Collected data entries:
⁂

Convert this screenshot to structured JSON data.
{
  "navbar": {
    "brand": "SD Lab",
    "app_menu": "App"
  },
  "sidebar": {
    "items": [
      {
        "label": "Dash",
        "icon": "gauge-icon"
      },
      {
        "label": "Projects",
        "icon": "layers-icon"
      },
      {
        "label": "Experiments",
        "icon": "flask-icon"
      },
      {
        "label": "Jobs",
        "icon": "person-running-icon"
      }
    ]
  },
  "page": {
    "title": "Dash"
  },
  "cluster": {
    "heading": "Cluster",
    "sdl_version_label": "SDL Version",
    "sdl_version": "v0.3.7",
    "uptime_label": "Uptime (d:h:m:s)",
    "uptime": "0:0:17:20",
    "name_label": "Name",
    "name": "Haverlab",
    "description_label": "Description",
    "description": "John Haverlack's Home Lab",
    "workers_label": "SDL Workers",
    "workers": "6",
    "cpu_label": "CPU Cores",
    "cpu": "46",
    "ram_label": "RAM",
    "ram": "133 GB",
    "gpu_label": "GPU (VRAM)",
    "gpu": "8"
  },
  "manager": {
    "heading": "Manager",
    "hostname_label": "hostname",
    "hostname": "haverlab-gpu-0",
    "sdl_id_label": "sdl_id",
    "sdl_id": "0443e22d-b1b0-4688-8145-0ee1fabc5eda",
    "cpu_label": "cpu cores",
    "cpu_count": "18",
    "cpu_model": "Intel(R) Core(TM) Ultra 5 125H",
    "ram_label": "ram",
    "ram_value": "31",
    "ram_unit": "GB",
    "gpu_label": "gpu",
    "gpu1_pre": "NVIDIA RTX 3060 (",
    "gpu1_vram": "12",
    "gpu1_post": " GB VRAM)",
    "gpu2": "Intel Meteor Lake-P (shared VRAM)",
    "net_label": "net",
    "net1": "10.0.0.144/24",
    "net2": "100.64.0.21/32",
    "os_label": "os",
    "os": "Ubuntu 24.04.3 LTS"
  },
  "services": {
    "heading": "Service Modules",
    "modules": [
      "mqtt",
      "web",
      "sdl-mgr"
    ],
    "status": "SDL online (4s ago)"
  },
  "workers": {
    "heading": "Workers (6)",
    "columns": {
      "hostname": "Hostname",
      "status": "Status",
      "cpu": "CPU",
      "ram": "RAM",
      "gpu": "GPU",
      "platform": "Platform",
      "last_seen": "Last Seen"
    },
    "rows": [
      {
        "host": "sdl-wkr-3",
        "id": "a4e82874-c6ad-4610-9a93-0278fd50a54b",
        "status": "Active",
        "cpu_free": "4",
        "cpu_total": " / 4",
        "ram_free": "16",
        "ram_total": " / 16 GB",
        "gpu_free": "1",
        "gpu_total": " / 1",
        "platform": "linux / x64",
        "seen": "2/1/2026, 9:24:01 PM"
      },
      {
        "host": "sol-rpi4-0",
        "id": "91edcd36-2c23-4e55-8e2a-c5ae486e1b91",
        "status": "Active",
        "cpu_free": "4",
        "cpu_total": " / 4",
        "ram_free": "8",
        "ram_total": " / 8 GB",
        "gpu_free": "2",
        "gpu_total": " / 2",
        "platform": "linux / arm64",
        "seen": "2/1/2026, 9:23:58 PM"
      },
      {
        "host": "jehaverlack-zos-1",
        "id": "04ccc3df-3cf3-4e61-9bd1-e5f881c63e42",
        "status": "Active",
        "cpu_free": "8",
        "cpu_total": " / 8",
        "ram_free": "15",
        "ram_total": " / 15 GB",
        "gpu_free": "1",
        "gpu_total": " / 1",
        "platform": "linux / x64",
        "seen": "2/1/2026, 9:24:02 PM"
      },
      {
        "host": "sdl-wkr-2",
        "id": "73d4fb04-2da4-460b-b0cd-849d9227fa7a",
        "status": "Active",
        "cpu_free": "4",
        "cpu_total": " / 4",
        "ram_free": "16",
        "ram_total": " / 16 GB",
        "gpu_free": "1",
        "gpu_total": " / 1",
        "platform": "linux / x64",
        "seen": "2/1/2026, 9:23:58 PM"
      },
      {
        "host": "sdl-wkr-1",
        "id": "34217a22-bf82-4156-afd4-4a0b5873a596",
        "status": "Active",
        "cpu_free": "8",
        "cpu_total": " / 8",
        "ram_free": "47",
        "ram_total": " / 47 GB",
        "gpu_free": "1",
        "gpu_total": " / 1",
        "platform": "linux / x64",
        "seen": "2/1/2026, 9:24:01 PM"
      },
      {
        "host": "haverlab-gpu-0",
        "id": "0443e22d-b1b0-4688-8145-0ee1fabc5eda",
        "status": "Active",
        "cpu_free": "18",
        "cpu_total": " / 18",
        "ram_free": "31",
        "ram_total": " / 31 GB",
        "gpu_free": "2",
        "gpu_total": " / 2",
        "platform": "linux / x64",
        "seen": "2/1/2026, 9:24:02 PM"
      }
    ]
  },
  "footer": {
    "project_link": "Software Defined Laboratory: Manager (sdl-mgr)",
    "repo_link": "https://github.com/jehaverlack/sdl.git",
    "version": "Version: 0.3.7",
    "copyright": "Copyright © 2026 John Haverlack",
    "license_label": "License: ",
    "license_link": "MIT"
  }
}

⁂

WHAT YOU NEED TO DO: Print every record exactly as it was given.

EXPECTED ANSWER:
Convert this screenshot to structured JSON data.
{
  "navbar": {
    "brand": "SD Lab",
    "app_menu": "App"
  },
  "sidebar": {
    "items": [
      {
        "label": "Dash",
        "icon": "gauge-icon"
      },
      {
        "label": "Projects",
        "icon": "layers-icon"
      },
      {
        "label": "Experiments",
        "icon": "flask-icon"
      },
      {
        "label": "Jobs",
        "icon": "person-running-icon"
      }
    ]
  },
  "page": {
    "title": "Dash"
  },
  "cluster": {
    "heading": "Cluster",
    "sdl_version_label": "SDL Version",
    "sdl_version": "v0.3.7",
    "uptime_label": "Uptime (d:h:m:s)",
    "uptime": "0:0:17:20",
    "name_label": "Name",
    "name": "Haverlab",
    "description_label": "Description",
    "description": "John Haverlack's Home Lab",
    "workers_label": "SDL Workers",
    "workers": "6",
    "cpu_label": "CPU Cores",
    "cpu": "46",
    "ram_label": "RAM",
    "ram": "133 GB",
    "gpu_label": "GPU (VRAM)",
    "gpu": "8"
  },
  "manager": {
    "heading": "Manager",
    "hostname_label": "hostname",
    "hostname": "haverlab-gpu-0",
    "sdl_id_label": "sdl_id",
    "sdl_id": "0443e22d-b1b0-4688-8145-0ee1fabc5eda",
    "cpu_label": "cpu cores",
    "cpu_count": "18",
    "cpu_model": "Intel(R) Core(TM) Ultra 5 125H",
    "ram_label": "ram",
    "ram_value": "31",
    "ram_unit": "GB",
    "gpu_label": "gpu",
    "gpu1_pre": "NVIDIA RTX 3060 (",
    "gpu1_vram": "12",
    "gpu1_post": " GB VRAM)",
    "gpu2": "Intel Meteor Lake-P (shared VRAM)",
    "net_label": "net",
    "net1": "10.0.0.144/24",
    "net2": "100.64.0.21/32",
    "os_label": "os",
    "os": "Ubuntu 24.04.3 LTS"
  },
  "services": {
    "heading": "Service Modules",
    "modules": [
      "mqtt",
      "web",
      "sdl-mgr"
    ],
    "status": "SDL online (4s ago)"
  },
  "workers": {
    "heading": "Workers (6)",
    "columns": {
      "hostname": "Hostname",
      "status": "Status",
      "cpu": "CPU",
      "ram": "RAM",
      "gpu": "GPU",
      "platform": "Platform",
      "last_seen": "Last Seen"
    },
    "rows": [
      {
        "host": "sdl-wkr-3",
        "id": "a4e82874-c6ad-4610-9a93-0278fd50a54b",
        "status": "Active",
        "cpu_free": "4",
        "cpu_total": " / 4",
        "ram_free": "16",
        "ram_total": " / 16 GB",
        "gpu_free": "1",
        "gpu_total": " / 1",
        "platform": "linux / x64",
        "seen": "2/1/2026, 9:24:01 PM"
      },
      {
        "host": "sol-rpi4-0",
        "id": "91edcd36-2c23-4e55-8e2a-c5ae486e1b91",
        "status": "Active",
        "cpu_free": "4",
        "cpu_total": " / 4",
        "ram_free": "8",
        "ram_total": " / 8 GB",
        "gpu_free": "2",
        "gpu_total": " / 2",
        "platform": "linux / arm64",
        "seen": "2/1/2026, 9:23:58 PM"
      },
      {
        "host": "jehaverlack-zos-1",
        "id": "04ccc3df-3cf3-4e61-9bd1-e5f881c63e42",
        "status": "Active",
        "cpu_free": "8",
        "cpu_total": " / 8",
        "ram_free": "15",
        "ram_total": " / 15 GB",
        "gpu_free": "1",
        "gpu_total": " / 1",
        "platform": "linux / x64",
        "seen": "2/1/2026, 9:24:02 PM"
      },
      {
        "host": "sdl-wkr-2",
        "id": "73d4fb04-2da4-460b-b0cd-849d9227fa7a",
        "status": "Active",
        "cpu_free": "4",
        "cpu_total": " / 4",
        "ram_free": "16",
        "ram_total": " / 16 GB",
        "gpu_free": "1",
        "gpu_total": " / 1",
        "platform": "linux / x64",
        "seen": "2/1/2026, 9:23:58 PM"
      },
      {
        "host": "sdl-wkr-1",
        "id": "34217a22-bf82-4156-afd4-4a0b5873a596",
        "status": "Active",
        "cpu_free": "8",
        "cpu_total": " / 8",
        "ram_free": "47",
        "ram_total": " / 47 GB",
        "gpu_free": "1",
        "gpu_total": " / 1",
        "platform": "linux / x64",
        "seen": "2/1/2026, 9:24:01 PM"
      },
      {
        "host": "haverlab-gpu-0",
        "id": "0443e22d-b1b0-4688-8145-0ee1fabc5eda",
        "status": "Active",
        "cpu_free": "18",
        "cpu_total": " / 18",
        "ram_free": "31",
        "ram_total": " / 31 GB",
        "gpu_free": "2",
        "gpu_total": " / 2",
        "platform": "linux / x64",
        "seen": "2/1/2026, 9:24:02 PM"
      }
    ]
  },
  "footer": {
    "project_link": "Software Defined Laboratory: Manager (sdl-mgr)",
    "repo_link": "https://github.com/jehaverlack/sdl.git",
    "version": "Version: 0.3.7",
    "copyright": "Copyright © 2026 John Haverlack",
    "license_label": "License: ",
    "license_link": "MIT"
  }
}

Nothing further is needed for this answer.